Exercise
Skip the images and return the records below exactly.

|---|

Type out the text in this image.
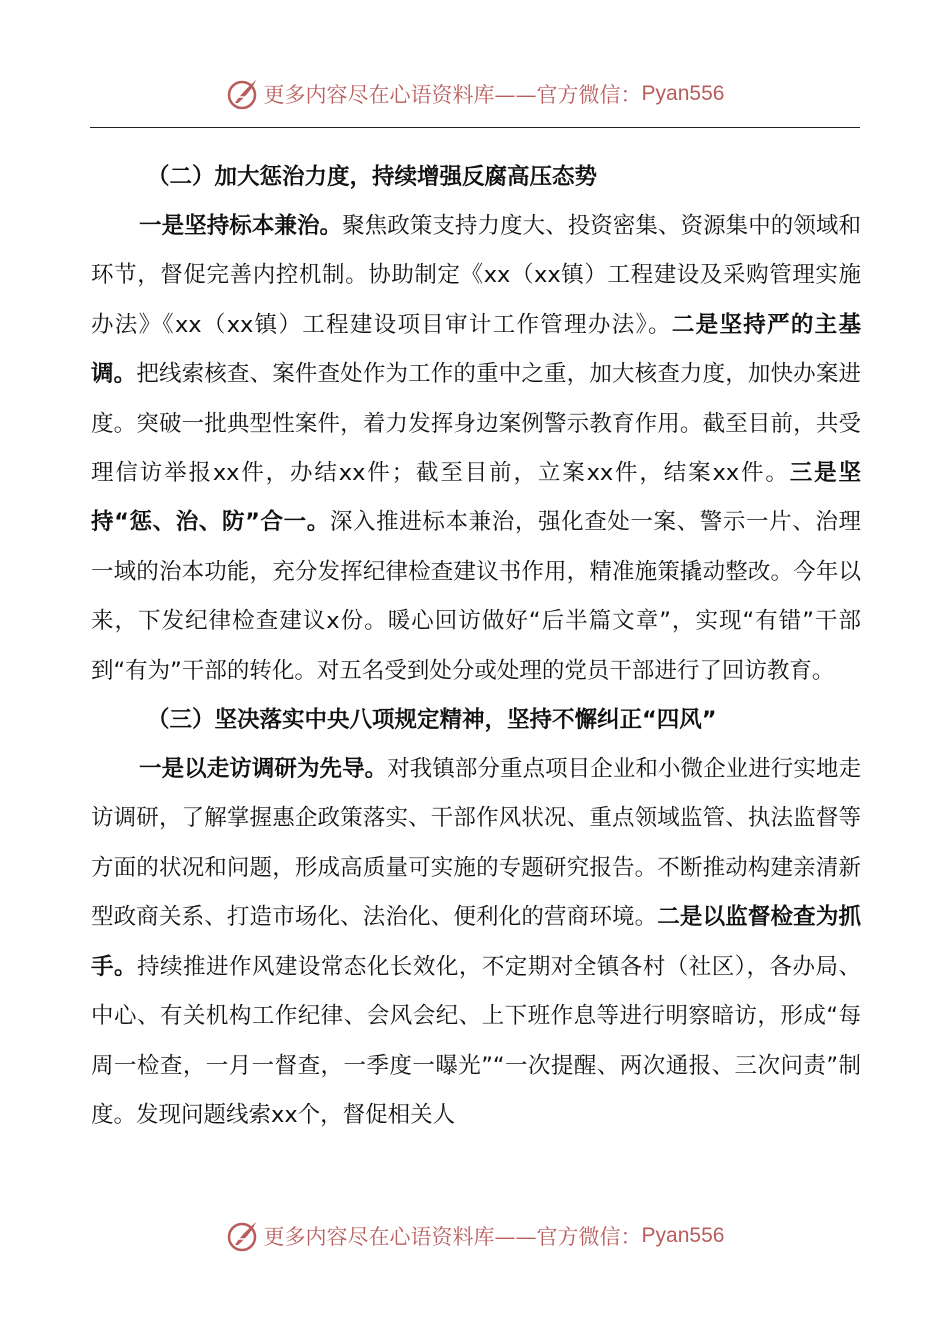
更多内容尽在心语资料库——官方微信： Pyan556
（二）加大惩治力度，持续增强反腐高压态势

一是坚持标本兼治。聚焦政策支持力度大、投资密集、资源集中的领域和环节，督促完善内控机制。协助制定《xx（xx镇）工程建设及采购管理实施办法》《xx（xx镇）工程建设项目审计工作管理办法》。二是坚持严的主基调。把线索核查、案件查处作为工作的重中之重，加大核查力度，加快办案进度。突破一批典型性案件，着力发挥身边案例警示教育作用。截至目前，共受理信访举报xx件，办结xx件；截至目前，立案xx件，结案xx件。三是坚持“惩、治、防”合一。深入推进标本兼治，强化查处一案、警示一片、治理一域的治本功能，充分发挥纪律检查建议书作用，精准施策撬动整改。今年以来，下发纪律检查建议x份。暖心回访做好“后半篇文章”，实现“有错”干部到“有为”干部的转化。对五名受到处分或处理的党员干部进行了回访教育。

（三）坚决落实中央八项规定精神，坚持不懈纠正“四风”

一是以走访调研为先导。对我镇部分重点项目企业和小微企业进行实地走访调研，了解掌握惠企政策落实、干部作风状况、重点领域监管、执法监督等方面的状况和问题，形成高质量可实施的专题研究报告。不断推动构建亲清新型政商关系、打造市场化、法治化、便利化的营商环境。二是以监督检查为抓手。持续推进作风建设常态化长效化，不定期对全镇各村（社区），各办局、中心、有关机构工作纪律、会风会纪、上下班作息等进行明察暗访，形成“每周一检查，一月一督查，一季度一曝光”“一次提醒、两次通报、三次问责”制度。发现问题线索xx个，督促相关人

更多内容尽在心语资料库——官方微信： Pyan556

|---|

The result
Type out the text in this image.
更多内容尽在心语资料库——官方微信： Pyan556
（二）加大惩治力度，持续增强反腐高压态势

一是坚持标本兼治。聚焦政策支持力度大、投资密集、资源集中的领域和环节，督促完善内控机制。协助制定《xx（xx镇）工程建设及采购管理实施办法》《xx（xx镇）工程建设项目审计工作管理办法》。二是坚持严的主基调。把线索核查、案件查处作为工作的重中之重，加大核查力度，加快办案进度。突破一批典型性案件，着力发挥身边案例警示教育作用。截至目前，共受理信访举报xx件，办结xx件；截至目前，立案xx件，结案xx件。三是坚持“惩、治、防”合一。深入推进标本兼治，强化查处一案、警示一片、治理一域的治本功能，充分发挥纪律检查建议书作用，精准施策撬动整改。今年以来，下发纪律检查建议x份。暖心回访做好“后半篇文章”，实现“有错”干部到“有为”干部的转化。对五名受到处分或处理的党员干部进行了回访教育。

（三）坚决落实中央八项规定精神，坚持不懈纠正“四风”

一是以走访调研为先导。对我镇部分重点项目企业和小微企业进行实地走访调研，了解掌握惠企政策落实、干部作风状况、重点领域监管、执法监督等方面的状况和问题，形成高质量可实施的专题研究报告。不断推动构建亲清新型政商关系、打造市场化、法治化、便利化的营商环境。二是以监督检查为抓手。持续推进作风建设常态化长效化，不定期对全镇各村（社区），各办局、中心、有关机构工作纪律、会风会纪、上下班作息等进行明察暗访，形成“每周一检查，一月一督查，一季度一曝光”“一次提醒、两次通报、三次问责”制度。发现问题线索xx个，督促相关人

更多内容尽在心语资料库——官方微信： Pyan556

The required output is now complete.